=== PROBLEM DETAILS ===
Set the data down again, exactly as it reads, but without the pictures.
** BEGIN DATA SUPPLIED **
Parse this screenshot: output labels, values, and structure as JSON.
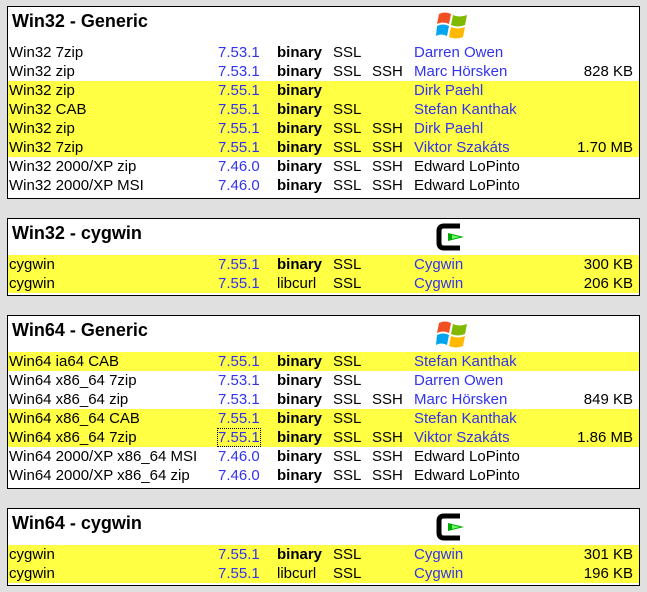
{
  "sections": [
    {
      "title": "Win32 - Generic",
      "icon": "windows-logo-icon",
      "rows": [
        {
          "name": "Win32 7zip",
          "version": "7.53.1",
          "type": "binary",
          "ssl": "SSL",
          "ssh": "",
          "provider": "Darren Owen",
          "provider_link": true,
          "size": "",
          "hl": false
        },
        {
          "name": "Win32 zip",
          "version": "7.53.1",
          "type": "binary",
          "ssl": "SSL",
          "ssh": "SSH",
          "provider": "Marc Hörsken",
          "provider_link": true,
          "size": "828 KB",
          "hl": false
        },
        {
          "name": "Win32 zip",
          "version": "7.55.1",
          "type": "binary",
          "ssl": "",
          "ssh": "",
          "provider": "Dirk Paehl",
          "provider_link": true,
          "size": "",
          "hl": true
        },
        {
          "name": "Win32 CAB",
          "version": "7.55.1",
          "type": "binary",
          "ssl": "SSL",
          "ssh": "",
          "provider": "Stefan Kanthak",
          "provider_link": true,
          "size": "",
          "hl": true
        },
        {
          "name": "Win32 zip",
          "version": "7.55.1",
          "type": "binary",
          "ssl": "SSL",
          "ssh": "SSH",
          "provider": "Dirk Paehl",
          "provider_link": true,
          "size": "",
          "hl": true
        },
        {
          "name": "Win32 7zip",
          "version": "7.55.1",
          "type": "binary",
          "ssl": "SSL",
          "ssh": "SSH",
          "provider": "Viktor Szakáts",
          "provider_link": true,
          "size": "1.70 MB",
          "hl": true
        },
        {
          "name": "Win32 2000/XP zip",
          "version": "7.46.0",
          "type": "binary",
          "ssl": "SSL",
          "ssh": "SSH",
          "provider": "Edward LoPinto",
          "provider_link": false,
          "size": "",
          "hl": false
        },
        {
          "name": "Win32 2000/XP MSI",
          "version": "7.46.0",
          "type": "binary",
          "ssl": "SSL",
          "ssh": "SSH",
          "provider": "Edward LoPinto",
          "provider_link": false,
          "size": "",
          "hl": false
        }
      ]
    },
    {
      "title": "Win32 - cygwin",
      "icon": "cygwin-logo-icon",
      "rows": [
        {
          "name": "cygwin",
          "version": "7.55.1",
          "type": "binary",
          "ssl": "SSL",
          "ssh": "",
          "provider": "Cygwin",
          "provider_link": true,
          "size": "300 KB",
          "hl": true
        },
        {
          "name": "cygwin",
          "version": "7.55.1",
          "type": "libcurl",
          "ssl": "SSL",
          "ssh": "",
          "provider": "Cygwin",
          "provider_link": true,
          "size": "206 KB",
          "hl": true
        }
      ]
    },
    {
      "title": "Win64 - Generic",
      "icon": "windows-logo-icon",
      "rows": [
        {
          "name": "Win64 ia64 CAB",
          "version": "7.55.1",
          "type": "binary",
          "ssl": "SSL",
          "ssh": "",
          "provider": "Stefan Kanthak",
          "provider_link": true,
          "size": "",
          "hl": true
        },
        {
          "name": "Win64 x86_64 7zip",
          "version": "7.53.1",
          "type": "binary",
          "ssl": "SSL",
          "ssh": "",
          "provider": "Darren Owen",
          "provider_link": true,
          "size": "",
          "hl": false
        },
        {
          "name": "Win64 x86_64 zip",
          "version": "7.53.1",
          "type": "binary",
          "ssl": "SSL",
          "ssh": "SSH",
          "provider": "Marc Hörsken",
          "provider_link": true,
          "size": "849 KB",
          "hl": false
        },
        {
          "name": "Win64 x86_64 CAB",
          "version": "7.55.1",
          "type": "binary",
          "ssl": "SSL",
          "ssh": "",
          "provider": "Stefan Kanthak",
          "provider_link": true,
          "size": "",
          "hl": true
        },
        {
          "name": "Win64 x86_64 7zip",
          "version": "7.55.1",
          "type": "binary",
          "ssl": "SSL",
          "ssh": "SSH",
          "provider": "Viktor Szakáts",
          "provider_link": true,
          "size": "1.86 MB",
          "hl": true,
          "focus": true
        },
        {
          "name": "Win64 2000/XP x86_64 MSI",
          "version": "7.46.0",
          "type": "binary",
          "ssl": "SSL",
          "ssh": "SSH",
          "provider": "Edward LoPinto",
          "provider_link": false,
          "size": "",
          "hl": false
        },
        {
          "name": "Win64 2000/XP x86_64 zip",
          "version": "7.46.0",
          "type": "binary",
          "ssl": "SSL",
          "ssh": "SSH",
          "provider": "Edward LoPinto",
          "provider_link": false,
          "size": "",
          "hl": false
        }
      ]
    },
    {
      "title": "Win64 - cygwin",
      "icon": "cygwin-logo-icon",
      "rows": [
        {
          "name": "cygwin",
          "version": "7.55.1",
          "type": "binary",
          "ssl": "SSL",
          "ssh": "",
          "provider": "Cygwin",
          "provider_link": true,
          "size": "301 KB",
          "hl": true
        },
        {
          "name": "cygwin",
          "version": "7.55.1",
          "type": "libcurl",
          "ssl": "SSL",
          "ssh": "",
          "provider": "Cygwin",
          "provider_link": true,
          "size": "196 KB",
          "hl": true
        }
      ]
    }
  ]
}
** END DATA SUPPLIED **
=== SOLUTION TO THIS TASK ===
Parse this screenshot: output labels, values, and structure as JSON.
{
  "sections": [
    {
      "title": "Win32 - Generic",
      "icon": "windows-logo-icon",
      "rows": [
        {
          "name": "Win32 7zip",
          "version": "7.53.1",
          "type": "binary",
          "ssl": "SSL",
          "ssh": "",
          "provider": "Darren Owen",
          "provider_link": true,
          "size": "",
          "hl": false
        },
        {
          "name": "Win32 zip",
          "version": "7.53.1",
          "type": "binary",
          "ssl": "SSL",
          "ssh": "SSH",
          "provider": "Marc Hörsken",
          "provider_link": true,
          "size": "828 KB",
          "hl": false
        },
        {
          "name": "Win32 zip",
          "version": "7.55.1",
          "type": "binary",
          "ssl": "",
          "ssh": "",
          "provider": "Dirk Paehl",
          "provider_link": true,
          "size": "",
          "hl": true
        },
        {
          "name": "Win32 CAB",
          "version": "7.55.1",
          "type": "binary",
          "ssl": "SSL",
          "ssh": "",
          "provider": "Stefan Kanthak",
          "provider_link": true,
          "size": "",
          "hl": true
        },
        {
          "name": "Win32 zip",
          "version": "7.55.1",
          "type": "binary",
          "ssl": "SSL",
          "ssh": "SSH",
          "provider": "Dirk Paehl",
          "provider_link": true,
          "size": "",
          "hl": true
        },
        {
          "name": "Win32 7zip",
          "version": "7.55.1",
          "type": "binary",
          "ssl": "SSL",
          "ssh": "SSH",
          "provider": "Viktor Szakáts",
          "provider_link": true,
          "size": "1.70 MB",
          "hl": true
        },
        {
          "name": "Win32 2000/XP zip",
          "version": "7.46.0",
          "type": "binary",
          "ssl": "SSL",
          "ssh": "SSH",
          "provider": "Edward LoPinto",
          "provider_link": false,
          "size": "",
          "hl": false
        },
        {
          "name": "Win32 2000/XP MSI",
          "version": "7.46.0",
          "type": "binary",
          "ssl": "SSL",
          "ssh": "SSH",
          "provider": "Edward LoPinto",
          "provider_link": false,
          "size": "",
          "hl": false
        }
      ]
    },
    {
      "title": "Win32 - cygwin",
      "icon": "cygwin-logo-icon",
      "rows": [
        {
          "name": "cygwin",
          "version": "7.55.1",
          "type": "binary",
          "ssl": "SSL",
          "ssh": "",
          "provider": "Cygwin",
          "provider_link": true,
          "size": "300 KB",
          "hl": true
        },
        {
          "name": "cygwin",
          "version": "7.55.1",
          "type": "libcurl",
          "ssl": "SSL",
          "ssh": "",
          "provider": "Cygwin",
          "provider_link": true,
          "size": "206 KB",
          "hl": true
        }
      ]
    },
    {
      "title": "Win64 - Generic",
      "icon": "windows-logo-icon",
      "rows": [
        {
          "name": "Win64 ia64 CAB",
          "version": "7.55.1",
          "type": "binary",
          "ssl": "SSL",
          "ssh": "",
          "provider": "Stefan Kanthak",
          "provider_link": true,
          "size": "",
          "hl": true
        },
        {
          "name": "Win64 x86_64 7zip",
          "version": "7.53.1",
          "type": "binary",
          "ssl": "SSL",
          "ssh": "",
          "provider": "Darren Owen",
          "provider_link": true,
          "size": "",
          "hl": false
        },
        {
          "name": "Win64 x86_64 zip",
          "version": "7.53.1",
          "type": "binary",
          "ssl": "SSL",
          "ssh": "SSH",
          "provider": "Marc Hörsken",
          "provider_link": true,
          "size": "849 KB",
          "hl": false
        },
        {
          "name": "Win64 x86_64 CAB",
          "version": "7.55.1",
          "type": "binary",
          "ssl": "SSL",
          "ssh": "",
          "provider": "Stefan Kanthak",
          "provider_link": true,
          "size": "",
          "hl": true
        },
        {
          "name": "Win64 x86_64 7zip",
          "version": "7.55.1",
          "type": "binary",
          "ssl": "SSL",
          "ssh": "SSH",
          "provider": "Viktor Szakáts",
          "provider_link": true,
          "size": "1.86 MB",
          "hl": true,
          "focus": true
        },
        {
          "name": "Win64 2000/XP x86_64 MSI",
          "version": "7.46.0",
          "type": "binary",
          "ssl": "SSL",
          "ssh": "SSH",
          "provider": "Edward LoPinto",
          "provider_link": false,
          "size": "",
          "hl": false
        },
        {
          "name": "Win64 2000/XP x86_64 zip",
          "version": "7.46.0",
          "type": "binary",
          "ssl": "SSL",
          "ssh": "SSH",
          "provider": "Edward LoPinto",
          "provider_link": false,
          "size": "",
          "hl": false
        }
      ]
    },
    {
      "title": "Win64 - cygwin",
      "icon": "cygwin-logo-icon",
      "rows": [
        {
          "name": "cygwin",
          "version": "7.55.1",
          "type": "binary",
          "ssl": "SSL",
          "ssh": "",
          "provider": "Cygwin",
          "provider_link": true,
          "size": "301 KB",
          "hl": true
        },
        {
          "name": "cygwin",
          "version": "7.55.1",
          "type": "libcurl",
          "ssl": "SSL",
          "ssh": "",
          "provider": "Cygwin",
          "provider_link": true,
          "size": "196 KB",
          "hl": true
        }
      ]
    }
  ]
}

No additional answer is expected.